--- Start Source material ---

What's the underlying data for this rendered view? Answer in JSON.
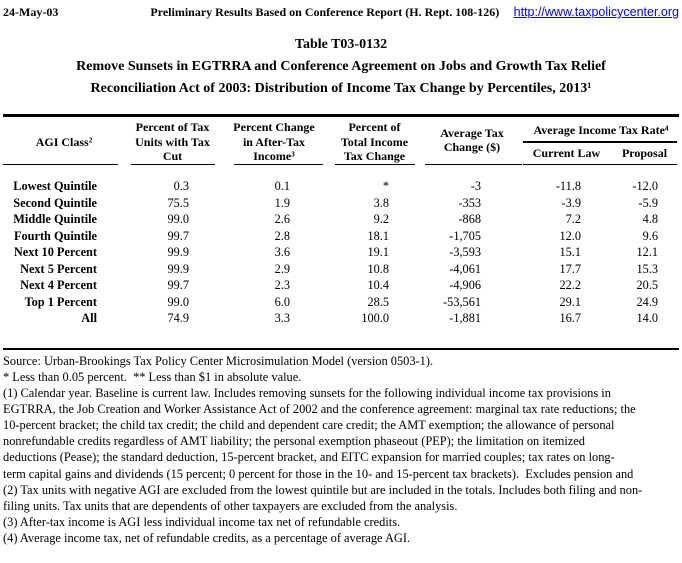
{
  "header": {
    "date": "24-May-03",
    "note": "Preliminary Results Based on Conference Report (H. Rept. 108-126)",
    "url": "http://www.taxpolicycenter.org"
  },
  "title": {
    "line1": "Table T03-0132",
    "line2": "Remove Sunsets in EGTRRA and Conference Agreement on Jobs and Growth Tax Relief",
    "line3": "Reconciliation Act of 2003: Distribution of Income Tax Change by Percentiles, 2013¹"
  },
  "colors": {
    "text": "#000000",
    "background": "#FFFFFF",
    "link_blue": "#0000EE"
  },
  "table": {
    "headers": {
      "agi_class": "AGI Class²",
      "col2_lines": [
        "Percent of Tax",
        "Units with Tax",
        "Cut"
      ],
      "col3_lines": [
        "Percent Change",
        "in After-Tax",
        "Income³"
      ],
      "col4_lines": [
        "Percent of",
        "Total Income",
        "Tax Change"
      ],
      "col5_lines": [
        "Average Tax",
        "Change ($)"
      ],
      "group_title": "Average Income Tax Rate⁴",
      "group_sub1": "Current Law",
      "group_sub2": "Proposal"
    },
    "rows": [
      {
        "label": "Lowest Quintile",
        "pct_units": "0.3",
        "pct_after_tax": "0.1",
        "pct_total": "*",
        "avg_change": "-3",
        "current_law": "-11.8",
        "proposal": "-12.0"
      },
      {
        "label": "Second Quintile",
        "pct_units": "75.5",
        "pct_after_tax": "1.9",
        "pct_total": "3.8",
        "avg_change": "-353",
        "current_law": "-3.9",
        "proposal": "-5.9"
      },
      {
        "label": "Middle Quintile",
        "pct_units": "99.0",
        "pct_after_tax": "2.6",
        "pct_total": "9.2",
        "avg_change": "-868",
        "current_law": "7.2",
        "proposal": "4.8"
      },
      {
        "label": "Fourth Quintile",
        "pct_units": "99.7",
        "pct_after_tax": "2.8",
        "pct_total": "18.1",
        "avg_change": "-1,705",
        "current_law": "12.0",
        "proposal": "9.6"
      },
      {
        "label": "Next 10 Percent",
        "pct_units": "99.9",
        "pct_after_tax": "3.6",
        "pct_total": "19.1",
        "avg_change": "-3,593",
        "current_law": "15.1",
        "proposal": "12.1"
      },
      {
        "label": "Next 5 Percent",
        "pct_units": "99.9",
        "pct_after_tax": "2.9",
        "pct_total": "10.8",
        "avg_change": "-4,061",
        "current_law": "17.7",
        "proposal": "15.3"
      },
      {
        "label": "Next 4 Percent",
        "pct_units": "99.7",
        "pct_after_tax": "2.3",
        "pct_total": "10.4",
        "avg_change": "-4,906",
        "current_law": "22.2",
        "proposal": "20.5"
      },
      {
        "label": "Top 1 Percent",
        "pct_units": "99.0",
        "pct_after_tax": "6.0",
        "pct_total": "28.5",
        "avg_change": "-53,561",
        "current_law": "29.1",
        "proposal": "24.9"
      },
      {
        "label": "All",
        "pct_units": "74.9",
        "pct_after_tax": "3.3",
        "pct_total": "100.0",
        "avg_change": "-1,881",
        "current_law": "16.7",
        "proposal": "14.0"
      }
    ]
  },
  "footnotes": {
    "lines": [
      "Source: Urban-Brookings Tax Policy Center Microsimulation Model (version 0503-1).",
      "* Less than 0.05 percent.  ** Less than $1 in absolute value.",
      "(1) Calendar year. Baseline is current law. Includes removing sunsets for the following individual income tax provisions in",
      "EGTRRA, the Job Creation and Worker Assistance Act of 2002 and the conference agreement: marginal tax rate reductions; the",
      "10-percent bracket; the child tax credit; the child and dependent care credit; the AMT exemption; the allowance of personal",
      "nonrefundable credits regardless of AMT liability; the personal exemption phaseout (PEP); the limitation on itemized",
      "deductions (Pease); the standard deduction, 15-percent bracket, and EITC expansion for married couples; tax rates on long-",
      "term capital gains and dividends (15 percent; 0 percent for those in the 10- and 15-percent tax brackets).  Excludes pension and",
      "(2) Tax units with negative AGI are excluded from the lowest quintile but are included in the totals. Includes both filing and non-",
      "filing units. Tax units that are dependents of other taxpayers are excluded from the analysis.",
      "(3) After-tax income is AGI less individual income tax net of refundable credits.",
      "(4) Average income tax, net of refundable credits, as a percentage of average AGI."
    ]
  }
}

--- End Source material ---

= Written request =
All lines of the data above that include the word "filing" must be shown.

= Completed task =
      "(2) Tax units with negative AGI are excluded from the lowest quintile but are included in the totals. Includes both filing and non-",
      "filing units. Tax units that are dependents of other taxpayers are excluded from the analysis.",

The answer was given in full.